● What the task asks
Your task is to repeat the listing exactly.

━━━━━━━━━━━━━━━━━━━━

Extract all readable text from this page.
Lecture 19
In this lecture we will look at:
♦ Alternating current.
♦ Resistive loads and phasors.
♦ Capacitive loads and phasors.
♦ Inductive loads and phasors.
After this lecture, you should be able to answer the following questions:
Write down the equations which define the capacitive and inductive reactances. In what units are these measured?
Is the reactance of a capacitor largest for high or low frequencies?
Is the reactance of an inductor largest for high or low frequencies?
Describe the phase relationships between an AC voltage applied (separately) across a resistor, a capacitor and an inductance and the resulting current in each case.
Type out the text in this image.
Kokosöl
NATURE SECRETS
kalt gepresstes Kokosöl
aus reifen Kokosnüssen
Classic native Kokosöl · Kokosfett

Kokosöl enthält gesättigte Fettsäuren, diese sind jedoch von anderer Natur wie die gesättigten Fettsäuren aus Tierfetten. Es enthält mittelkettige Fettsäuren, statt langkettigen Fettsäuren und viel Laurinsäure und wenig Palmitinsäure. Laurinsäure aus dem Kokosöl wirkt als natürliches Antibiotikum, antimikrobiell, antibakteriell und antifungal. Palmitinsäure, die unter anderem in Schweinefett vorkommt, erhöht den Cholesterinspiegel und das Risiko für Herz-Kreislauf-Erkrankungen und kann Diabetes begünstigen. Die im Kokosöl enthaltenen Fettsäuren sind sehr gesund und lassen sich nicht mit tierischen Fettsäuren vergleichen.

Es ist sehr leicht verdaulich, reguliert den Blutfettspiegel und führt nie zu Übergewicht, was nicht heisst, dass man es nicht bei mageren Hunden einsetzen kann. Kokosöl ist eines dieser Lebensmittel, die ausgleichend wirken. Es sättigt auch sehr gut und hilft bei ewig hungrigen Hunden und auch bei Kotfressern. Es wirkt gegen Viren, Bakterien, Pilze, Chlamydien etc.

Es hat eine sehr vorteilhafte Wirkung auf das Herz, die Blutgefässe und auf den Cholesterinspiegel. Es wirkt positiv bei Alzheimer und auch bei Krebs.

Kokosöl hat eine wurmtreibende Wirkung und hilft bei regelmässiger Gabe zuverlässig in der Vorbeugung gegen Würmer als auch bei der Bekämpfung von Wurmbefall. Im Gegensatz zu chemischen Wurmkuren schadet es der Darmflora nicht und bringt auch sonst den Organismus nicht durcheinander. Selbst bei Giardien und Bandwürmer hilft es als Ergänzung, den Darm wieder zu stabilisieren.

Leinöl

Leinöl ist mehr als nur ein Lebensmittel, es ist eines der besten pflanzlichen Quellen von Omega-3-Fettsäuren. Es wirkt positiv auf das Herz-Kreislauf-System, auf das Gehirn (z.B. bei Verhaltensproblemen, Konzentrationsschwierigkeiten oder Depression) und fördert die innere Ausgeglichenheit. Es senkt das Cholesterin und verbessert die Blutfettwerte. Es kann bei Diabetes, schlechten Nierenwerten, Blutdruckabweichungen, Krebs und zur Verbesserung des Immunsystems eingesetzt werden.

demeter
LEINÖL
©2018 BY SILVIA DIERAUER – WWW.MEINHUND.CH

━━━━━━━━━━━━━━━━━━━━

● Expected answer
Extract all readable text from this page.
Lecture 19
In this lecture we will look at:
♦ Alternating current.
♦ Resistive loads and phasors.
♦ Capacitive loads and phasors.
♦ Inductive loads and phasors.
After this lecture, you should be able to answer the following questions:
Write down the equations which define the capacitive and inductive reactances. In what units are these measured?
Is the reactance of a capacitor largest for high or low frequencies?
Is the reactance of an inductor largest for high or low frequencies?
Describe the phase relationships between an AC voltage applied (separately) across a resistor, a capacitor and an inductance and the resulting current in each case.
Type out the text in this image.
Kokosöl
NATURE SECRETS
kalt gepresstes Kokosöl
aus reifen Kokosnüssen
Classic native Kokosöl · Kokosfett

Kokosöl enthält gesättigte Fettsäuren, diese sind jedoch von anderer Natur wie die gesättigten Fettsäuren aus Tierfetten. Es enthält mittelkettige Fettsäuren, statt langkettigen Fettsäuren und viel Laurinsäure und wenig Palmitinsäure. Laurinsäure aus dem Kokosöl wirkt als natürliches Antibiotikum, antimikrobiell, antibakteriell und antifungal. Palmitinsäure, die unter anderem in Schweinefett vorkommt, erhöht den Cholesterinspiegel und das Risiko für Herz-Kreislauf-Erkrankungen und kann Diabetes begünstigen. Die im Kokosöl enthaltenen Fettsäuren sind sehr gesund und lassen sich nicht mit tierischen Fettsäuren vergleichen.

Es ist sehr leicht verdaulich, reguliert den Blutfettspiegel und führt nie zu Übergewicht, was nicht heisst, dass man es nicht bei mageren Hunden einsetzen kann. Kokosöl ist eines dieser Lebensmittel, die ausgleichend wirken. Es sättigt auch sehr gut und hilft bei ewig hungrigen Hunden und auch bei Kotfressern. Es wirkt gegen Viren, Bakterien, Pilze, Chlamydien etc.

Es hat eine sehr vorteilhafte Wirkung auf das Herz, die Blutgefässe und auf den Cholesterinspiegel. Es wirkt positiv bei Alzheimer und auch bei Krebs.

Kokosöl hat eine wurmtreibende Wirkung und hilft bei regelmässiger Gabe zuverlässig in der Vorbeugung gegen Würmer als auch bei der Bekämpfung von Wurmbefall. Im Gegensatz zu chemischen Wurmkuren schadet es der Darmflora nicht und bringt auch sonst den Organismus nicht durcheinander. Selbst bei Giardien und Bandwürmer hilft es als Ergänzung, den Darm wieder zu stabilisieren.

Leinöl

Leinöl ist mehr als nur ein Lebensmittel, es ist eines der besten pflanzlichen Quellen von Omega-3-Fettsäuren. Es wirkt positiv auf das Herz-Kreislauf-System, auf das Gehirn (z.B. bei Verhaltensproblemen, Konzentrationsschwierigkeiten oder Depression) und fördert die innere Ausgeglichenheit. Es senkt das Cholesterin und verbessert die Blutfettwerte. Es kann bei Diabetes, schlechten Nierenwerten, Blutdruckabweichungen, Krebs und zur Verbesserung des Immunsystems eingesetzt werden.

demeter
LEINÖL
©2018 BY SILVIA DIERAUER – WWW.MEINHUND.CH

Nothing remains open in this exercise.